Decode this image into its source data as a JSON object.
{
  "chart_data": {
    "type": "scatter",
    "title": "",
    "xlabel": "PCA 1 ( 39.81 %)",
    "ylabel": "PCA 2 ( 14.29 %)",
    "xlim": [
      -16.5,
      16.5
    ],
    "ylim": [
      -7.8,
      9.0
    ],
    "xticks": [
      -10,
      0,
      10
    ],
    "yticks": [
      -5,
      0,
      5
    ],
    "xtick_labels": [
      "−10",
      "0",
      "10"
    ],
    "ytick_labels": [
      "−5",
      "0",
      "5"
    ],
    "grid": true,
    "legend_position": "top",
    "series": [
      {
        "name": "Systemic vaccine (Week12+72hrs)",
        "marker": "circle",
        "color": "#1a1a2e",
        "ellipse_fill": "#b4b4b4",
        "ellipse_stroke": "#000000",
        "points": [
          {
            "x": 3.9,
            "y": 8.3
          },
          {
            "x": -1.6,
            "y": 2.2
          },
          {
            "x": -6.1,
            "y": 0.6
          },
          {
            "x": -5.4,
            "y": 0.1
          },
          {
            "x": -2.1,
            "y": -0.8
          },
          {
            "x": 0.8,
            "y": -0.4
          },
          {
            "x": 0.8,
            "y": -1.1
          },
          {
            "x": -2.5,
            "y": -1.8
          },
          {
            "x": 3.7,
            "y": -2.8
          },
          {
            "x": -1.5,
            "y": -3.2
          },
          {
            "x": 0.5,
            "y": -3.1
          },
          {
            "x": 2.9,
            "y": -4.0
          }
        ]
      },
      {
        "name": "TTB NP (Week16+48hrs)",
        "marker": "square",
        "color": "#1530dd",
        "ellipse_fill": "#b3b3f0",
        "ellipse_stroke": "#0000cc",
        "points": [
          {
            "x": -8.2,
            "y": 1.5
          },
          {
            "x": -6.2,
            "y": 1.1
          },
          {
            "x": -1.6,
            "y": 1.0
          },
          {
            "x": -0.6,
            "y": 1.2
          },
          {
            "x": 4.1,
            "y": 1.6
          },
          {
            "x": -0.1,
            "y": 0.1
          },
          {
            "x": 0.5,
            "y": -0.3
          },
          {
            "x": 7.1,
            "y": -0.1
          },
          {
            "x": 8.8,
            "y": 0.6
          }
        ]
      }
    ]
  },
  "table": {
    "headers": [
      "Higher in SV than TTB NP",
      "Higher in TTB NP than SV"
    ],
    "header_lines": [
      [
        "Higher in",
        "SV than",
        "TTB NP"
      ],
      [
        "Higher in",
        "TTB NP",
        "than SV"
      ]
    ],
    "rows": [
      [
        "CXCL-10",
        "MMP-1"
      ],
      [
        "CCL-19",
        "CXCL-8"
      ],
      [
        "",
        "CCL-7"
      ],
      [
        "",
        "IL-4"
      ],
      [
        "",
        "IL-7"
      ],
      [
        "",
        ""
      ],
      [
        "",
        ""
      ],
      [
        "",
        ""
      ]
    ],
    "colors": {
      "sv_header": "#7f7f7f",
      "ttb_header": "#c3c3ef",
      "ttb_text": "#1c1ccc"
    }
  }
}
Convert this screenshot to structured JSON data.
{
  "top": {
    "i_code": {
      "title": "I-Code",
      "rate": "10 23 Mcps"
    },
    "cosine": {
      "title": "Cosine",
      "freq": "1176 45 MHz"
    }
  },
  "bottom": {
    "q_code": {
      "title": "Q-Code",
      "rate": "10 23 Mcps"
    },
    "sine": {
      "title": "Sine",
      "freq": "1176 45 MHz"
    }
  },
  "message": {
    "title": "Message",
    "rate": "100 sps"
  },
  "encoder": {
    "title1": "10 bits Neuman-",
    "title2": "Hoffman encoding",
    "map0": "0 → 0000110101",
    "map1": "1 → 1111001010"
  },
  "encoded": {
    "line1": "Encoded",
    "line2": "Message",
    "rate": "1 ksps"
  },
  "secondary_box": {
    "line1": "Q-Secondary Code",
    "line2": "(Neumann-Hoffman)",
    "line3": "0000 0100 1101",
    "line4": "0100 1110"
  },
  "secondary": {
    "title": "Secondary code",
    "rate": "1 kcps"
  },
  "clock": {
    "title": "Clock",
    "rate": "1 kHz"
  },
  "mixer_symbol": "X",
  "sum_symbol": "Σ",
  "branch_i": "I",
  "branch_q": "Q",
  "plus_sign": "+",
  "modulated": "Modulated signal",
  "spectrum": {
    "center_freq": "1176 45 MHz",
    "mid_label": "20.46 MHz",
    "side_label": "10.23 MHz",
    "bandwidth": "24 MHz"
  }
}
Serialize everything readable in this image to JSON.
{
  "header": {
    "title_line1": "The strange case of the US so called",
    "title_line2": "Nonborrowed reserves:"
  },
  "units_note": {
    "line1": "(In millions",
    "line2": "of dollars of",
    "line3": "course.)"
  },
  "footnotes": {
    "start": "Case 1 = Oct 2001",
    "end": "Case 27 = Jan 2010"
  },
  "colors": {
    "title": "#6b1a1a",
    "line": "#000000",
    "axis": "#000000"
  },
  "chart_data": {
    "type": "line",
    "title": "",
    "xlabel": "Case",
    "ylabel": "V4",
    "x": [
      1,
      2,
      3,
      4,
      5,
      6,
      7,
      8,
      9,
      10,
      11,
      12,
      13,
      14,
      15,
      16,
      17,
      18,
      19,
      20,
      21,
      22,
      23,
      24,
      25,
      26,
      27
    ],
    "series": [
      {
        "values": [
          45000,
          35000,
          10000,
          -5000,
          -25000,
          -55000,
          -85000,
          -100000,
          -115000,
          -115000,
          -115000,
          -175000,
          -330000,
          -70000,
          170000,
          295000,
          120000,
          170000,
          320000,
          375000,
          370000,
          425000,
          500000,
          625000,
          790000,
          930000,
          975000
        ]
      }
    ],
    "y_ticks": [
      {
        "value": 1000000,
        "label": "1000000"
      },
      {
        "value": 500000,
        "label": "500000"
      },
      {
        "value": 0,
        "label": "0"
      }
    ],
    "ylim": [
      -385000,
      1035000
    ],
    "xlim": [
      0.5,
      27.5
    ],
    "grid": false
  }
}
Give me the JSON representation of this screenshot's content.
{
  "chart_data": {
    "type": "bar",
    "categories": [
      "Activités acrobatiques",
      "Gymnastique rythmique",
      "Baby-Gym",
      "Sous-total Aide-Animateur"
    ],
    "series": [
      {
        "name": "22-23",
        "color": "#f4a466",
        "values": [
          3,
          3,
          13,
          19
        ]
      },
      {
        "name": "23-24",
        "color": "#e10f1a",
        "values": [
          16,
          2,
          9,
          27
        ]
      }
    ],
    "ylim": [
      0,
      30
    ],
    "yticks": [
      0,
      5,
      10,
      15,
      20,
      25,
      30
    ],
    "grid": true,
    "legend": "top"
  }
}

☆ ☆ ☆ ☆

> _AIM OF THE TASK_
All of the material must be reproduced exactly.

> _RESULT OF THIS EXERCISE_
Decode this image into its source data as a JSON object.
{
  "chart_data": {
    "type": "scatter",
    "title": "",
    "xlabel": "PCA 1 ( 39.81 %)",
    "ylabel": "PCA 2 ( 14.29 %)",
    "xlim": [
      -16.5,
      16.5
    ],
    "ylim": [
      -7.8,
      9.0
    ],
    "xticks": [
      -10,
      0,
      10
    ],
    "yticks": [
      -5,
      0,
      5
    ],
    "xtick_labels": [
      "−10",
      "0",
      "10"
    ],
    "ytick_labels": [
      "−5",
      "0",
      "5"
    ],
    "grid": true,
    "legend_position": "top",
    "series": [
      {
        "name": "Systemic vaccine (Week12+72hrs)",
        "marker": "circle",
        "color": "#1a1a2e",
        "ellipse_fill": "#b4b4b4",
        "ellipse_stroke": "#000000",
        "points": [
          {
            "x": 3.9,
            "y": 8.3
          },
          {
            "x": -1.6,
            "y": 2.2
          },
          {
            "x": -6.1,
            "y": 0.6
          },
          {
            "x": -5.4,
            "y": 0.1
          },
          {
            "x": -2.1,
            "y": -0.8
          },
          {
            "x": 0.8,
            "y": -0.4
          },
          {
            "x": 0.8,
            "y": -1.1
          },
          {
            "x": -2.5,
            "y": -1.8
          },
          {
            "x": 3.7,
            "y": -2.8
          },
          {
            "x": -1.5,
            "y": -3.2
          },
          {
            "x": 0.5,
            "y": -3.1
          },
          {
            "x": 2.9,
            "y": -4.0
          }
        ]
      },
      {
        "name": "TTB NP (Week16+48hrs)",
        "marker": "square",
        "color": "#1530dd",
        "ellipse_fill": "#b3b3f0",
        "ellipse_stroke": "#0000cc",
        "points": [
          {
            "x": -8.2,
            "y": 1.5
          },
          {
            "x": -6.2,
            "y": 1.1
          },
          {
            "x": -1.6,
            "y": 1.0
          },
          {
            "x": -0.6,
            "y": 1.2
          },
          {
            "x": 4.1,
            "y": 1.6
          },
          {
            "x": -0.1,
            "y": 0.1
          },
          {
            "x": 0.5,
            "y": -0.3
          },
          {
            "x": 7.1,
            "y": -0.1
          },
          {
            "x": 8.8,
            "y": 0.6
          }
        ]
      }
    ]
  },
  "table": {
    "headers": [
      "Higher in SV than TTB NP",
      "Higher in TTB NP than SV"
    ],
    "header_lines": [
      [
        "Higher in",
        "SV than",
        "TTB NP"
      ],
      [
        "Higher in",
        "TTB NP",
        "than SV"
      ]
    ],
    "rows": [
      [
        "CXCL-10",
        "MMP-1"
      ],
      [
        "CCL-19",
        "CXCL-8"
      ],
      [
        "",
        "CCL-7"
      ],
      [
        "",
        "IL-4"
      ],
      [
        "",
        "IL-7"
      ],
      [
        "",
        ""
      ],
      [
        "",
        ""
      ],
      [
        "",
        ""
      ]
    ],
    "colors": {
      "sv_header": "#7f7f7f",
      "ttb_header": "#c3c3ef",
      "ttb_text": "#1c1ccc"
    }
  }
}
Convert this screenshot to structured JSON data.
{
  "top": {
    "i_code": {
      "title": "I-Code",
      "rate": "10 23 Mcps"
    },
    "cosine": {
      "title": "Cosine",
      "freq": "1176 45 MHz"
    }
  },
  "bottom": {
    "q_code": {
      "title": "Q-Code",
      "rate": "10 23 Mcps"
    },
    "sine": {
      "title": "Sine",
      "freq": "1176 45 MHz"
    }
  },
  "message": {
    "title": "Message",
    "rate": "100 sps"
  },
  "encoder": {
    "title1": "10 bits Neuman-",
    "title2": "Hoffman encoding",
    "map0": "0 → 0000110101",
    "map1": "1 → 1111001010"
  },
  "encoded": {
    "line1": "Encoded",
    "line2": "Message",
    "rate": "1 ksps"
  },
  "secondary_box": {
    "line1": "Q-Secondary Code",
    "line2": "(Neumann-Hoffman)",
    "line3": "0000 0100 1101",
    "line4": "0100 1110"
  },
  "secondary": {
    "title": "Secondary code",
    "rate": "1 kcps"
  },
  "clock": {
    "title": "Clock",
    "rate": "1 kHz"
  },
  "mixer_symbol": "X",
  "sum_symbol": "Σ",
  "branch_i": "I",
  "branch_q": "Q",
  "plus_sign": "+",
  "modulated": "Modulated signal",
  "spectrum": {
    "center_freq": "1176 45 MHz",
    "mid_label": "20.46 MHz",
    "side_label": "10.23 MHz",
    "bandwidth": "24 MHz"
  }
}
Serialize everything readable in this image to JSON.
{
  "header": {
    "title_line1": "The strange case of the US so called",
    "title_line2": "Nonborrowed reserves:"
  },
  "units_note": {
    "line1": "(In millions",
    "line2": "of dollars of",
    "line3": "course.)"
  },
  "footnotes": {
    "start": "Case 1 = Oct 2001",
    "end": "Case 27 = Jan 2010"
  },
  "colors": {
    "title": "#6b1a1a",
    "line": "#000000",
    "axis": "#000000"
  },
  "chart_data": {
    "type": "line",
    "title": "",
    "xlabel": "Case",
    "ylabel": "V4",
    "x": [
      1,
      2,
      3,
      4,
      5,
      6,
      7,
      8,
      9,
      10,
      11,
      12,
      13,
      14,
      15,
      16,
      17,
      18,
      19,
      20,
      21,
      22,
      23,
      24,
      25,
      26,
      27
    ],
    "series": [
      {
        "values": [
          45000,
          35000,
          10000,
          -5000,
          -25000,
          -55000,
          -85000,
          -100000,
          -115000,
          -115000,
          -115000,
          -175000,
          -330000,
          -70000,
          170000,
          295000,
          120000,
          170000,
          320000,
          375000,
          370000,
          425000,
          500000,
          625000,
          790000,
          930000,
          975000
        ]
      }
    ],
    "y_ticks": [
      {
        "value": 1000000,
        "label": "1000000"
      },
      {
        "value": 500000,
        "label": "500000"
      },
      {
        "value": 0,
        "label": "0"
      }
    ],
    "ylim": [
      -385000,
      1035000
    ],
    "xlim": [
      0.5,
      27.5
    ],
    "grid": false
  }
}
Give me the JSON representation of this screenshot's content.
{
  "chart_data": {
    "type": "bar",
    "categories": [
      "Activités acrobatiques",
      "Gymnastique rythmique",
      "Baby-Gym",
      "Sous-total Aide-Animateur"
    ],
    "series": [
      {
        "name": "22-23",
        "color": "#f4a466",
        "values": [
          3,
          3,
          13,
          19
        ]
      },
      {
        "name": "23-24",
        "color": "#e10f1a",
        "values": [
          16,
          2,
          9,
          27
        ]
      }
    ],
    "ylim": [
      0,
      30
    ],
    "yticks": [
      0,
      5,
      10,
      15,
      20,
      25,
      30
    ],
    "grid": true,
    "legend": "top"
  }
}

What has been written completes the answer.